● **INSTRUCTIONS FOR THE TASK**
Locate and copy all lines bearing the word "heading".

[Begin]

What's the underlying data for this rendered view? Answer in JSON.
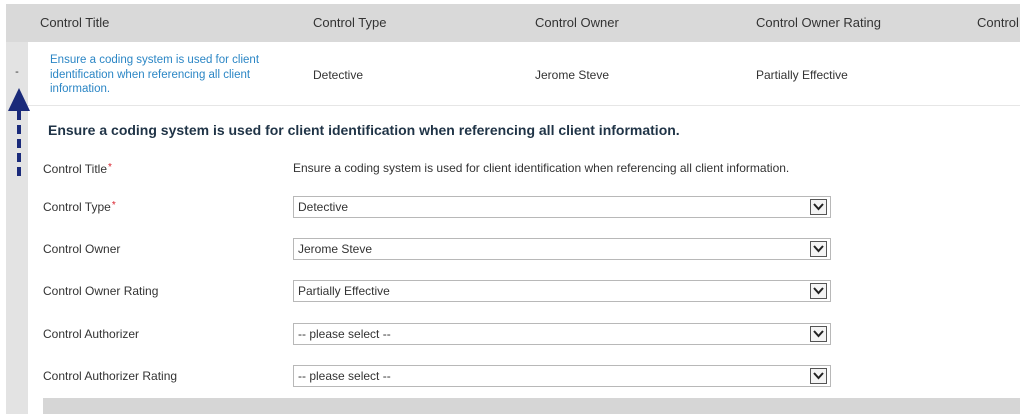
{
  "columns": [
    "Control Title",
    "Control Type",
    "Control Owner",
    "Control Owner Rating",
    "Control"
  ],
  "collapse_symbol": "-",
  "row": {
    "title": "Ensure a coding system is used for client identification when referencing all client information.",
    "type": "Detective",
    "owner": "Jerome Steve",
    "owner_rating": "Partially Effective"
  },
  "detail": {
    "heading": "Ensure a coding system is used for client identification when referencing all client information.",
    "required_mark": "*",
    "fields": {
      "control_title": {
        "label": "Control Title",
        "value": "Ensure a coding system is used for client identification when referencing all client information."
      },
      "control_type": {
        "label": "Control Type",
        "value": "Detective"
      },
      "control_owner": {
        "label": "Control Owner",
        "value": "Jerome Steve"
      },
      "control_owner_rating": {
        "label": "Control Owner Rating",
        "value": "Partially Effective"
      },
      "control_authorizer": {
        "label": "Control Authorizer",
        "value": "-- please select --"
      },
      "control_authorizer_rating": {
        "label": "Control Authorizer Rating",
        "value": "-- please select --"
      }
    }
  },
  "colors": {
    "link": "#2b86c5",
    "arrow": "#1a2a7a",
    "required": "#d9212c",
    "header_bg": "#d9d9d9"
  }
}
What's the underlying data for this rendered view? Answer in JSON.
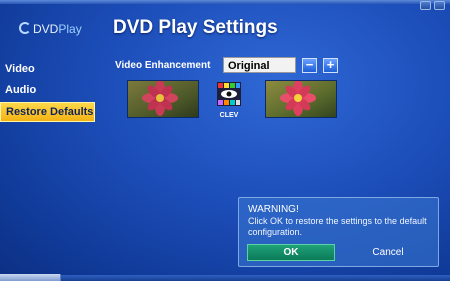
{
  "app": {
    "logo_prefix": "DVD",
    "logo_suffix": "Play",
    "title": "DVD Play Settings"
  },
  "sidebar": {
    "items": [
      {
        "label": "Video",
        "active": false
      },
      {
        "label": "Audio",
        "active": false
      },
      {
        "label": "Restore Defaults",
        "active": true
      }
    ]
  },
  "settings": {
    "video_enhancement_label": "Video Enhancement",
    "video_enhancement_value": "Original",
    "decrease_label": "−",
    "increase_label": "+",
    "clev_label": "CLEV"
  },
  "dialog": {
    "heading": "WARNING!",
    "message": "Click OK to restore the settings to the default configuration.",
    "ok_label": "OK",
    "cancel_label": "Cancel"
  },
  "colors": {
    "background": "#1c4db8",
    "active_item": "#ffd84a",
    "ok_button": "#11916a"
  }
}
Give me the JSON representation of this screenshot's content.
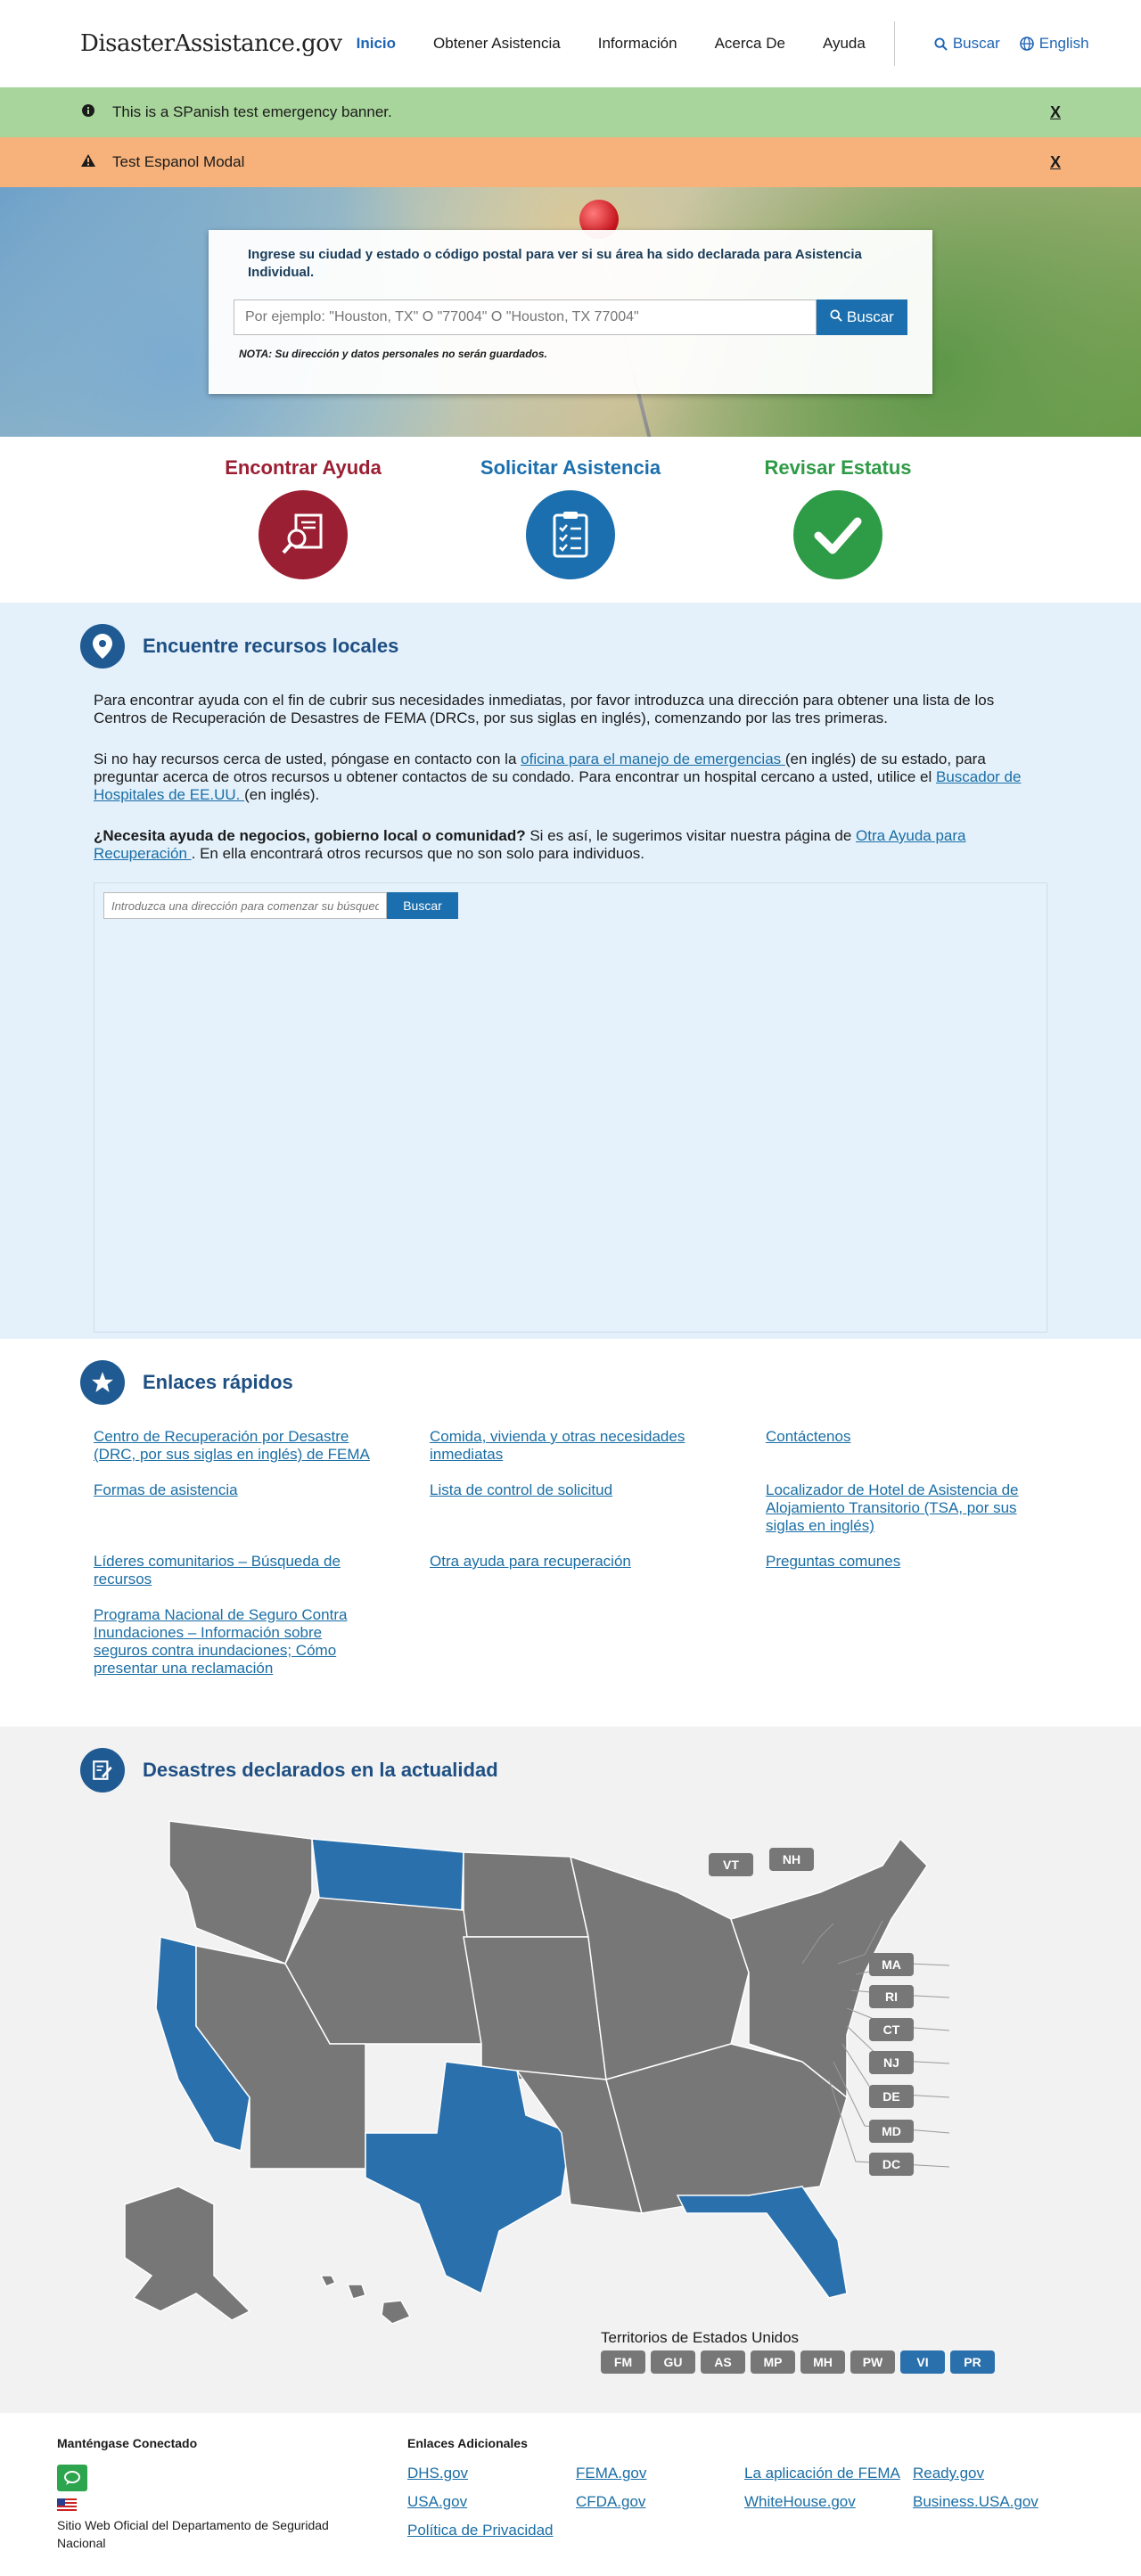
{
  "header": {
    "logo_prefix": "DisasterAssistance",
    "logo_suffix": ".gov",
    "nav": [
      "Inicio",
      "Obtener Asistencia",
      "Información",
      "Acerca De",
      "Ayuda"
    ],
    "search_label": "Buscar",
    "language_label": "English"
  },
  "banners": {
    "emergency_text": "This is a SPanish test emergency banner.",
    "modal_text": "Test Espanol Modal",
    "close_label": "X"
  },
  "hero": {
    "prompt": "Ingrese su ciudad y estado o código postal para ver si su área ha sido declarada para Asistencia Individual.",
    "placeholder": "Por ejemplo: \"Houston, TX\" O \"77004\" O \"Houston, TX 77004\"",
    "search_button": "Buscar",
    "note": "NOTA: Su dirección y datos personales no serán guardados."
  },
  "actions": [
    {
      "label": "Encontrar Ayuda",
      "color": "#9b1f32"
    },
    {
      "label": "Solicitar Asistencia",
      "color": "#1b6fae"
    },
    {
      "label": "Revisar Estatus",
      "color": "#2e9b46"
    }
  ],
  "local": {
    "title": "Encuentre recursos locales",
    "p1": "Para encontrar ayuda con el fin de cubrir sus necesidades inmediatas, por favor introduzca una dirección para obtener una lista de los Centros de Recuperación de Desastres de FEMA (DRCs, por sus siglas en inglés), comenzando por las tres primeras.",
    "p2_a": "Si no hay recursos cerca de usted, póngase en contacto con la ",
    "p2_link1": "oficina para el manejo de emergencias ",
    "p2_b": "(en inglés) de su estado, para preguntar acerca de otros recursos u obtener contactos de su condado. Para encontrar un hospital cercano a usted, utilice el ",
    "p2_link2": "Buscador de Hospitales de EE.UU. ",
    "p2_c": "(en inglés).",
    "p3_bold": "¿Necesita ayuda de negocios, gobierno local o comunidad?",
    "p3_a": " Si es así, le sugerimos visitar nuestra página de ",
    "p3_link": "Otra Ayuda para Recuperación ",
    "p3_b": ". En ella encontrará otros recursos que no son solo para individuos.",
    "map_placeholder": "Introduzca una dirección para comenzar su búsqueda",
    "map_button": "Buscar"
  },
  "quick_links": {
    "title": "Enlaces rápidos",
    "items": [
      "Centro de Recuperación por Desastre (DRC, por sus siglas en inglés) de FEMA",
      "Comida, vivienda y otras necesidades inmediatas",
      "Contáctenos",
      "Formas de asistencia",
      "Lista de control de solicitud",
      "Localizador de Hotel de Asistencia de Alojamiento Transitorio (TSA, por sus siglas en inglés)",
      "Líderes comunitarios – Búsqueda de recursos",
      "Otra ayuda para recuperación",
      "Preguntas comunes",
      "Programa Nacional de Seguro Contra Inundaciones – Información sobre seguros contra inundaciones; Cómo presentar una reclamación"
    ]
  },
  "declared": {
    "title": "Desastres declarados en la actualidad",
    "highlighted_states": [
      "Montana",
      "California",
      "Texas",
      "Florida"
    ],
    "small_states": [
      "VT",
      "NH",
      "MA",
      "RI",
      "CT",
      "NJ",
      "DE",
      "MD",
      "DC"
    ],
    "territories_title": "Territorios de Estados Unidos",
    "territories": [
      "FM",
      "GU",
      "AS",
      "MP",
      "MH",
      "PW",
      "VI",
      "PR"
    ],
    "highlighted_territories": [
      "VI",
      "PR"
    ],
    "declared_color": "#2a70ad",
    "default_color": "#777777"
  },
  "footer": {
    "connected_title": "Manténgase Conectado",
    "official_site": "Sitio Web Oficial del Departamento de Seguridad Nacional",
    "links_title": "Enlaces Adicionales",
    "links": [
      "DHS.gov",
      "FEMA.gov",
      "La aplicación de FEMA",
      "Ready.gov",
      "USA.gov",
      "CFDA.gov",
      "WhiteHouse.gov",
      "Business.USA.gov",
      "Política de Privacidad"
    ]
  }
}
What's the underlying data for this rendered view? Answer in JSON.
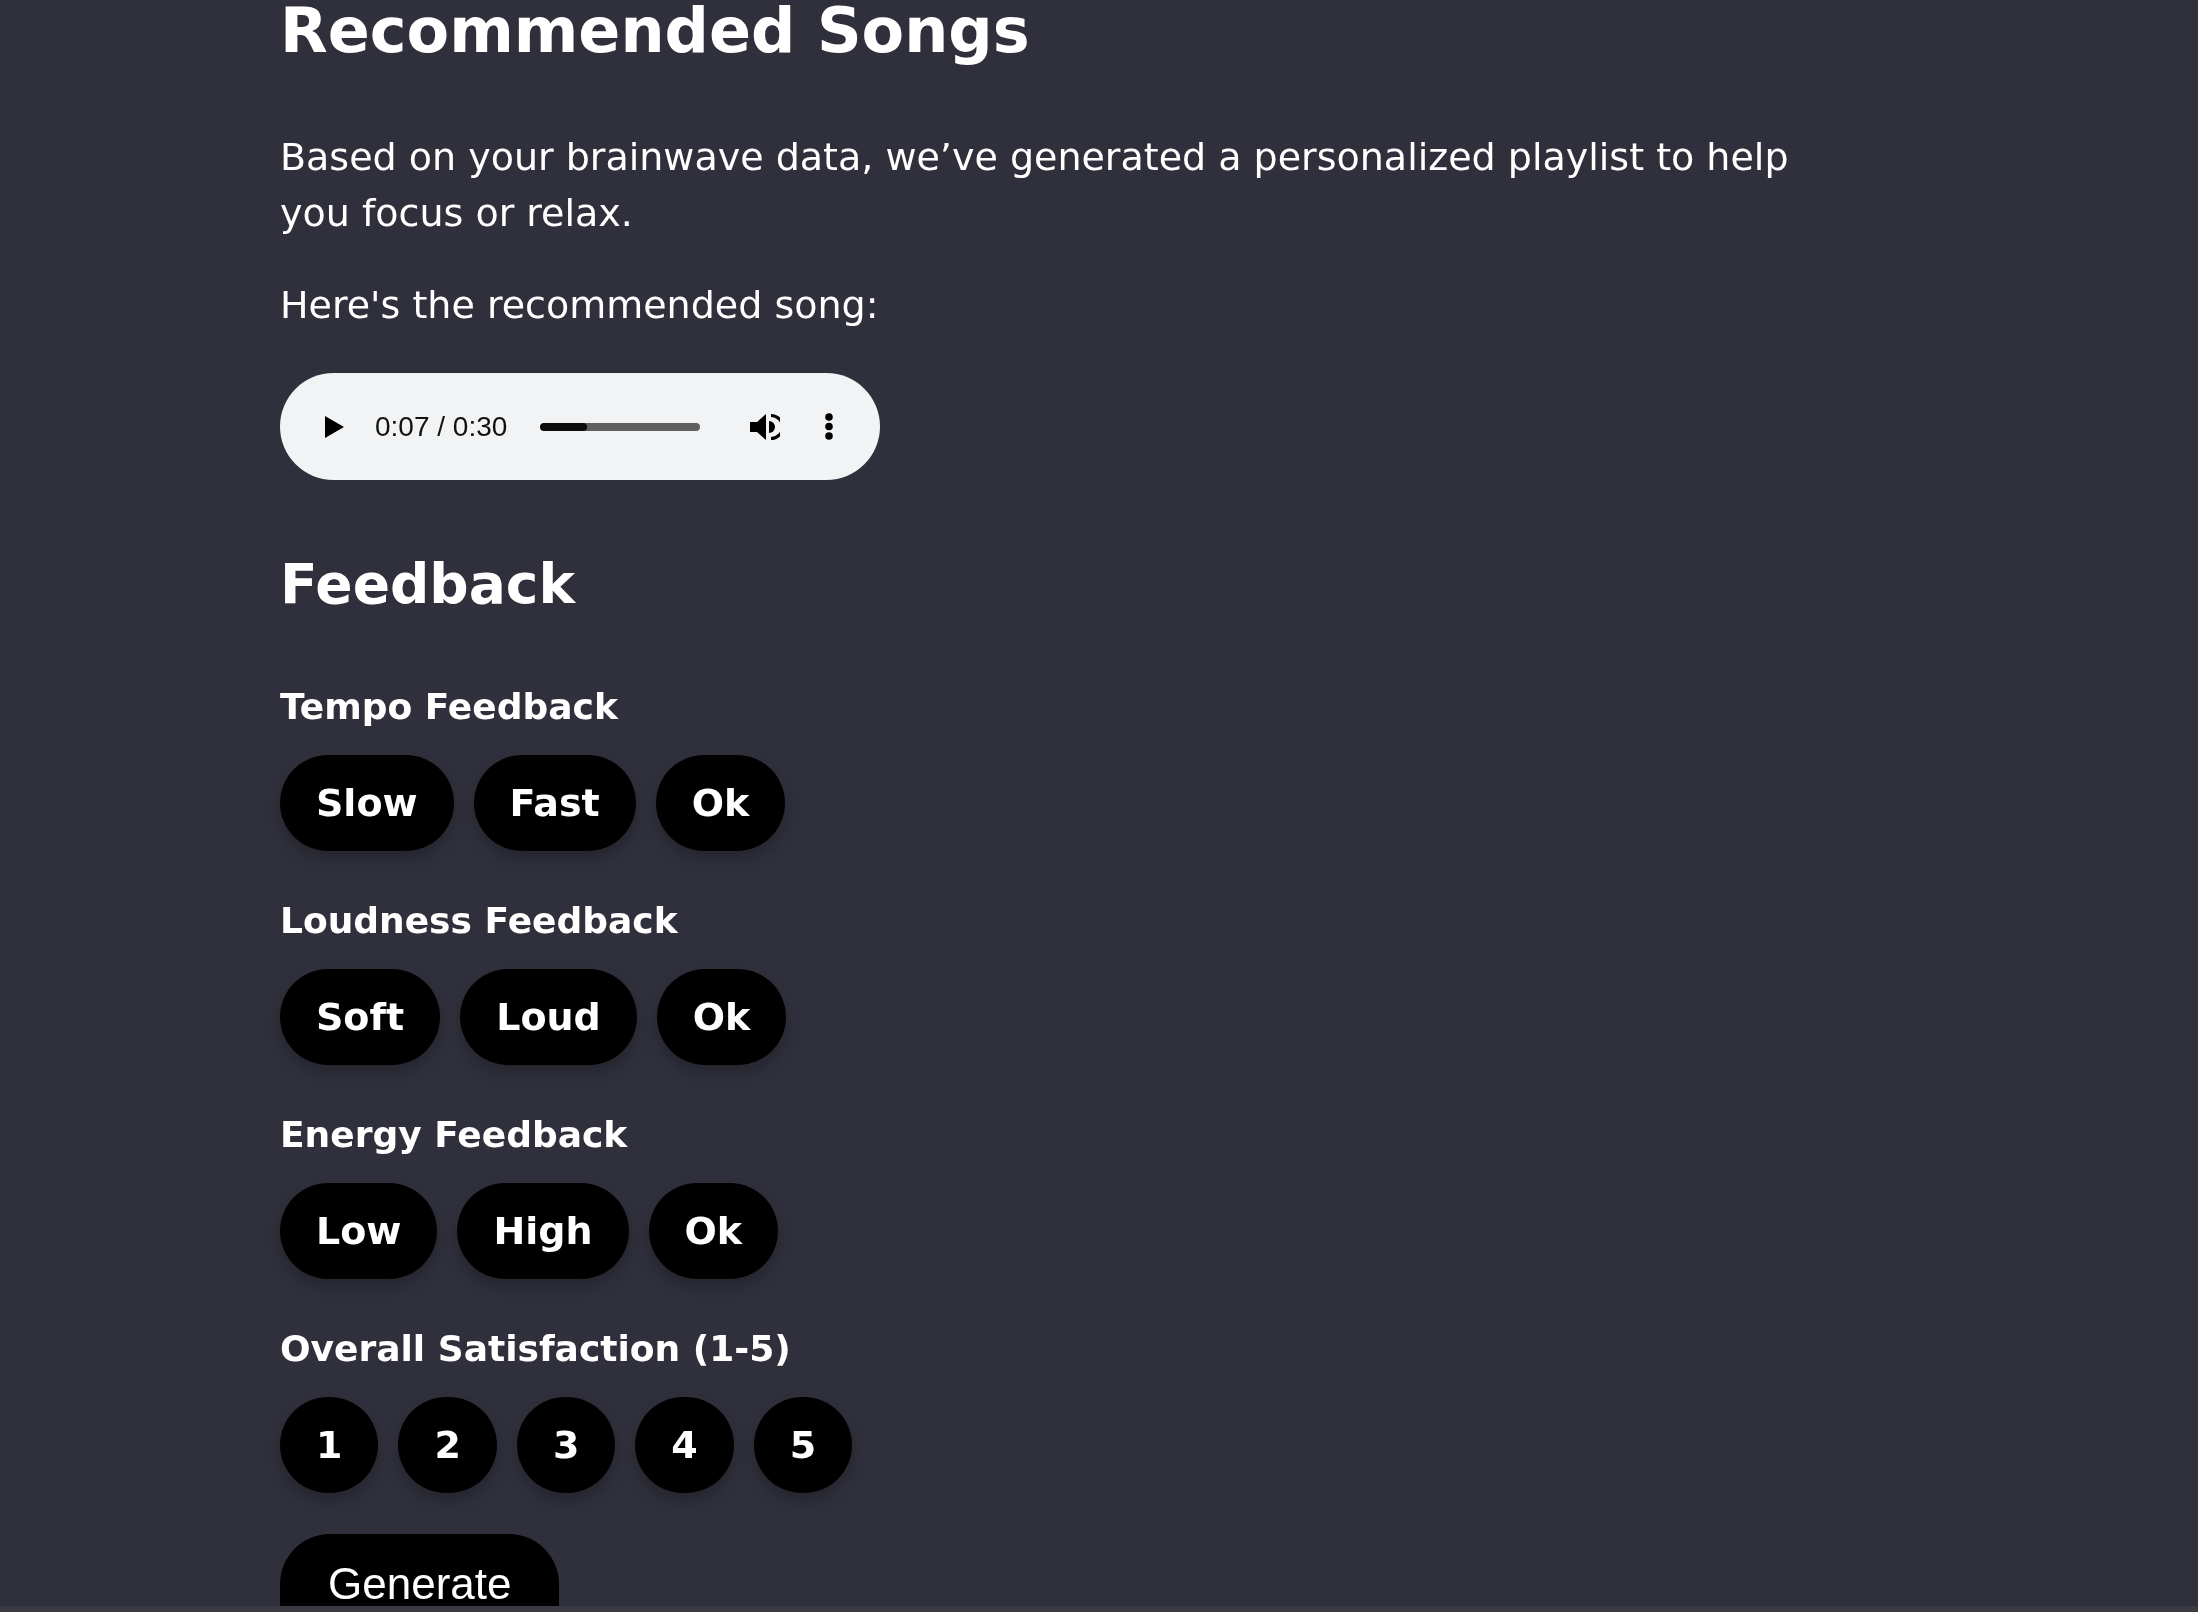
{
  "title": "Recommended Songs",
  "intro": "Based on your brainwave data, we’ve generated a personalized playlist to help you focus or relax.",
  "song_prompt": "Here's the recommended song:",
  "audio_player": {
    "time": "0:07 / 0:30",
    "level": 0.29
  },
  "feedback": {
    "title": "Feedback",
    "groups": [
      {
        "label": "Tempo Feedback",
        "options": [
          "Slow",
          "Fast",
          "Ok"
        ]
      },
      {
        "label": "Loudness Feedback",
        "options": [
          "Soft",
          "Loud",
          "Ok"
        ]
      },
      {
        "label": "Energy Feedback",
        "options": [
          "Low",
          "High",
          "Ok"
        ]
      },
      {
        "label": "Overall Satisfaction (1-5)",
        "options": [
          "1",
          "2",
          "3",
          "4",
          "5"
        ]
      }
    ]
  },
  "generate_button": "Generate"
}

[End]

● **RESULT**
    "heading": "Ensure a coding system is used for client identification when referencing all client information.",
    "heading": "WARNING!",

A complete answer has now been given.